▶ **Given request**:
Every record here needs to be written out again exactly.
··········
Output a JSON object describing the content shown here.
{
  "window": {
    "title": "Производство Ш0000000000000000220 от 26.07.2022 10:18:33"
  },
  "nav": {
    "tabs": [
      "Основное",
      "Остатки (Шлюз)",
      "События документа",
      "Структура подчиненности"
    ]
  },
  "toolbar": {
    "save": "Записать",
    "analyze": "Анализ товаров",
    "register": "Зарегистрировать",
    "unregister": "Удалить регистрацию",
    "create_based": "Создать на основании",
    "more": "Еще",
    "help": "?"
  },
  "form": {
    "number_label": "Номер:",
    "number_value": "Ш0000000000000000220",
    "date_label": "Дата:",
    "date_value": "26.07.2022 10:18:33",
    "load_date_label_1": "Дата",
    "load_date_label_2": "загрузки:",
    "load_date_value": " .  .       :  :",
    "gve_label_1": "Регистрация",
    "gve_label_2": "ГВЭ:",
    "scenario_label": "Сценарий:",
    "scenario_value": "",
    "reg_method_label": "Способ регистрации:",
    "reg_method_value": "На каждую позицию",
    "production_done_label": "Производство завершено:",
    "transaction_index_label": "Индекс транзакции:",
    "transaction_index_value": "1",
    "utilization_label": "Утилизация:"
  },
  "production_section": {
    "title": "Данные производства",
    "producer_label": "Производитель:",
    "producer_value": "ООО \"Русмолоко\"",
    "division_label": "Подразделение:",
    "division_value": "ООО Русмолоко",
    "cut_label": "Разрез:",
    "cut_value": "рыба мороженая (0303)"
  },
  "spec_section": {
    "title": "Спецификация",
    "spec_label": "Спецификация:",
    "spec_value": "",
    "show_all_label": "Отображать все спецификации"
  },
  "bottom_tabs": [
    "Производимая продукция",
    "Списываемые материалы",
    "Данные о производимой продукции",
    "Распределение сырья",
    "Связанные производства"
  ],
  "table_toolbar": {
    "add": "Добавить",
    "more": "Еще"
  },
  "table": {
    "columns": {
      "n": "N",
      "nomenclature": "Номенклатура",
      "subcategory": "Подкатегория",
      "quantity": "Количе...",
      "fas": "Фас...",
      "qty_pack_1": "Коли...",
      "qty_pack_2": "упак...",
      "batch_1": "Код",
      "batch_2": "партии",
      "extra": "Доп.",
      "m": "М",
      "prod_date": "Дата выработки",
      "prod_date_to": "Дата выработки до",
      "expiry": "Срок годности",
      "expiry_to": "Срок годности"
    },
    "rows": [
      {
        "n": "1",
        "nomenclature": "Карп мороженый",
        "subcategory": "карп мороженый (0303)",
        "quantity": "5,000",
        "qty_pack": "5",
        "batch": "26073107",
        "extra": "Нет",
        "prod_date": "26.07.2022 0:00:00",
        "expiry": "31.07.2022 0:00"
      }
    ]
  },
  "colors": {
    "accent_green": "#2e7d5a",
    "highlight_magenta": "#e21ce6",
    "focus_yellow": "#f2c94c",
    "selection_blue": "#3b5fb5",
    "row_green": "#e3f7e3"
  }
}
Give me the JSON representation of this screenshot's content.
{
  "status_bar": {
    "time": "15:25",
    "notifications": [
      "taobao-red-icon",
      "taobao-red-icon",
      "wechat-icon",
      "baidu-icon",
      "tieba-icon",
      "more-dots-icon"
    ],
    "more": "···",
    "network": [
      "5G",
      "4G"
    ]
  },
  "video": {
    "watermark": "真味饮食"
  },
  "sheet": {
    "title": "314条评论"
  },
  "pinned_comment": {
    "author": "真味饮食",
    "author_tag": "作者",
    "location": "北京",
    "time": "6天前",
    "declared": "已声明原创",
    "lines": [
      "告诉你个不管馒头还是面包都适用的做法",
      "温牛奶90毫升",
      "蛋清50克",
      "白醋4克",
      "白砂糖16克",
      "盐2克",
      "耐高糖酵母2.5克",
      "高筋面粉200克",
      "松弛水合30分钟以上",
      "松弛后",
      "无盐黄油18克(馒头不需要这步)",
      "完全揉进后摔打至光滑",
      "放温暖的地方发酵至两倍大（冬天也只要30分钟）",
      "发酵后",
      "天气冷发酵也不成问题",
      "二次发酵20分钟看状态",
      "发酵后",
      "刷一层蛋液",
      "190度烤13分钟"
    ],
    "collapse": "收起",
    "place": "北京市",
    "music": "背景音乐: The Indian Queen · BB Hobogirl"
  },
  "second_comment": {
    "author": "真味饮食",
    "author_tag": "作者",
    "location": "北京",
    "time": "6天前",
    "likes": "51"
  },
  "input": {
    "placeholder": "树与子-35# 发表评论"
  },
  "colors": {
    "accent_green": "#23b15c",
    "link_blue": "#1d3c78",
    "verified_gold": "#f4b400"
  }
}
··········
▶ **Written solution**:
Output a JSON object describing the content shown here.
{
  "window": {
    "title": "Производство Ш0000000000000000220 от 26.07.2022 10:18:33"
  },
  "nav": {
    "tabs": [
      "Основное",
      "Остатки (Шлюз)",
      "События документа",
      "Структура подчиненности"
    ]
  },
  "toolbar": {
    "save": "Записать",
    "analyze": "Анализ товаров",
    "register": "Зарегистрировать",
    "unregister": "Удалить регистрацию",
    "create_based": "Создать на основании",
    "more": "Еще",
    "help": "?"
  },
  "form": {
    "number_label": "Номер:",
    "number_value": "Ш0000000000000000220",
    "date_label": "Дата:",
    "date_value": "26.07.2022 10:18:33",
    "load_date_label_1": "Дата",
    "load_date_label_2": "загрузки:",
    "load_date_value": " .  .       :  :",
    "gve_label_1": "Регистрация",
    "gve_label_2": "ГВЭ:",
    "scenario_label": "Сценарий:",
    "scenario_value": "",
    "reg_method_label": "Способ регистрации:",
    "reg_method_value": "На каждую позицию",
    "production_done_label": "Производство завершено:",
    "transaction_index_label": "Индекс транзакции:",
    "transaction_index_value": "1",
    "utilization_label": "Утилизация:"
  },
  "production_section": {
    "title": "Данные производства",
    "producer_label": "Производитель:",
    "producer_value": "ООО \"Русмолоко\"",
    "division_label": "Подразделение:",
    "division_value": "ООО Русмолоко",
    "cut_label": "Разрез:",
    "cut_value": "рыба мороженая (0303)"
  },
  "spec_section": {
    "title": "Спецификация",
    "spec_label": "Спецификация:",
    "spec_value": "",
    "show_all_label": "Отображать все спецификации"
  },
  "bottom_tabs": [
    "Производимая продукция",
    "Списываемые материалы",
    "Данные о производимой продукции",
    "Распределение сырья",
    "Связанные производства"
  ],
  "table_toolbar": {
    "add": "Добавить",
    "more": "Еще"
  },
  "table": {
    "columns": {
      "n": "N",
      "nomenclature": "Номенклатура",
      "subcategory": "Подкатегория",
      "quantity": "Количе...",
      "fas": "Фас...",
      "qty_pack_1": "Коли...",
      "qty_pack_2": "упак...",
      "batch_1": "Код",
      "batch_2": "партии",
      "extra": "Доп.",
      "m": "М",
      "prod_date": "Дата выработки",
      "prod_date_to": "Дата выработки до",
      "expiry": "Срок годности",
      "expiry_to": "Срок годности"
    },
    "rows": [
      {
        "n": "1",
        "nomenclature": "Карп мороженый",
        "subcategory": "карп мороженый (0303)",
        "quantity": "5,000",
        "qty_pack": "5",
        "batch": "26073107",
        "extra": "Нет",
        "prod_date": "26.07.2022 0:00:00",
        "expiry": "31.07.2022 0:00"
      }
    ]
  },
  "colors": {
    "accent_green": "#2e7d5a",
    "highlight_magenta": "#e21ce6",
    "focus_yellow": "#f2c94c",
    "selection_blue": "#3b5fb5",
    "row_green": "#e3f7e3"
  }
}
Give me the JSON representation of this screenshot's content.
{
  "status_bar": {
    "time": "15:25",
    "notifications": [
      "taobao-red-icon",
      "taobao-red-icon",
      "wechat-icon",
      "baidu-icon",
      "tieba-icon",
      "more-dots-icon"
    ],
    "more": "···",
    "network": [
      "5G",
      "4G"
    ]
  },
  "video": {
    "watermark": "真味饮食"
  },
  "sheet": {
    "title": "314条评论"
  },
  "pinned_comment": {
    "author": "真味饮食",
    "author_tag": "作者",
    "location": "北京",
    "time": "6天前",
    "declared": "已声明原创",
    "lines": [
      "告诉你个不管馒头还是面包都适用的做法",
      "温牛奶90毫升",
      "蛋清50克",
      "白醋4克",
      "白砂糖16克",
      "盐2克",
      "耐高糖酵母2.5克",
      "高筋面粉200克",
      "松弛水合30分钟以上",
      "松弛后",
      "无盐黄油18克(馒头不需要这步)",
      "完全揉进后摔打至光滑",
      "放温暖的地方发酵至两倍大（冬天也只要30分钟）",
      "发酵后",
      "天气冷发酵也不成问题",
      "二次发酵20分钟看状态",
      "发酵后",
      "刷一层蛋液",
      "190度烤13分钟"
    ],
    "collapse": "收起",
    "place": "北京市",
    "music": "背景音乐: The Indian Queen · BB Hobogirl"
  },
  "second_comment": {
    "author": "真味饮食",
    "author_tag": "作者",
    "location": "北京",
    "time": "6天前",
    "likes": "51"
  },
  "input": {
    "placeholder": "树与子-35# 发表评论"
  },
  "colors": {
    "accent_green": "#23b15c",
    "link_blue": "#1d3c78",
    "verified_gold": "#f4b400"
  }
}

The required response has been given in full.